▶ **Aim of the exercise**: Without including the pictures, copy out every line below.

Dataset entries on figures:
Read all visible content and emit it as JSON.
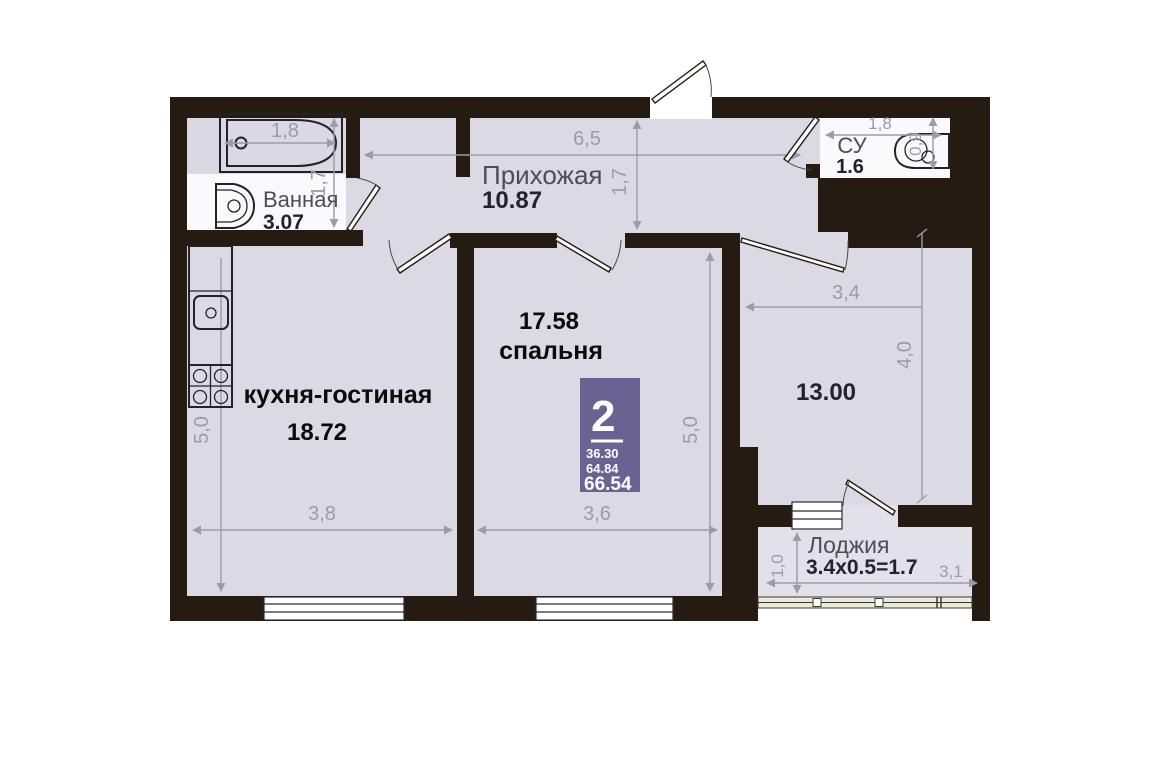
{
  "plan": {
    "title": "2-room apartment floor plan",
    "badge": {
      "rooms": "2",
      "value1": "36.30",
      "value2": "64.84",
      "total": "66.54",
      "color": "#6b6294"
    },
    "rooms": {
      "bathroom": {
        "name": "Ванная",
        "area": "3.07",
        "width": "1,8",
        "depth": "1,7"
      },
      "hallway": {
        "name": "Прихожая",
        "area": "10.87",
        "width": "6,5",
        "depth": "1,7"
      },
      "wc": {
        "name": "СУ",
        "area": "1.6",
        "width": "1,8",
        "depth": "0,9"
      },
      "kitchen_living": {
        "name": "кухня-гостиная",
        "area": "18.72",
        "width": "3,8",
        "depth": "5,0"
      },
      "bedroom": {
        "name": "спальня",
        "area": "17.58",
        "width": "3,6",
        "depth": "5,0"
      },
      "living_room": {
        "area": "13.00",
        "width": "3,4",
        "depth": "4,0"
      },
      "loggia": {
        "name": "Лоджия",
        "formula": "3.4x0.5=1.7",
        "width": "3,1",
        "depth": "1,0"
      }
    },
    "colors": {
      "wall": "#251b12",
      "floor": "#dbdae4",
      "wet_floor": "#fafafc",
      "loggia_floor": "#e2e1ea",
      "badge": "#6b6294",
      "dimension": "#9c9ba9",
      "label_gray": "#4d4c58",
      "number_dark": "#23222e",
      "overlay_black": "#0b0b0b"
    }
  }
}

▶ **Expected answer**:
Read all visible content and emit it as JSON.
{
  "plan": {
    "title": "2-room apartment floor plan",
    "badge": {
      "rooms": "2",
      "value1": "36.30",
      "value2": "64.84",
      "total": "66.54",
      "color": "#6b6294"
    },
    "rooms": {
      "bathroom": {
        "name": "Ванная",
        "area": "3.07",
        "width": "1,8",
        "depth": "1,7"
      },
      "hallway": {
        "name": "Прихожая",
        "area": "10.87",
        "width": "6,5",
        "depth": "1,7"
      },
      "wc": {
        "name": "СУ",
        "area": "1.6",
        "width": "1,8",
        "depth": "0,9"
      },
      "kitchen_living": {
        "name": "кухня-гостиная",
        "area": "18.72",
        "width": "3,8",
        "depth": "5,0"
      },
      "bedroom": {
        "name": "спальня",
        "area": "17.58",
        "width": "3,6",
        "depth": "5,0"
      },
      "living_room": {
        "area": "13.00",
        "width": "3,4",
        "depth": "4,0"
      },
      "loggia": {
        "name": "Лоджия",
        "formula": "3.4x0.5=1.7",
        "width": "3,1",
        "depth": "1,0"
      }
    },
    "colors": {
      "wall": "#251b12",
      "floor": "#dbdae4",
      "wet_floor": "#fafafc",
      "loggia_floor": "#e2e1ea",
      "badge": "#6b6294",
      "dimension": "#9c9ba9",
      "label_gray": "#4d4c58",
      "number_dark": "#23222e",
      "overlay_black": "#0b0b0b"
    }
  }
}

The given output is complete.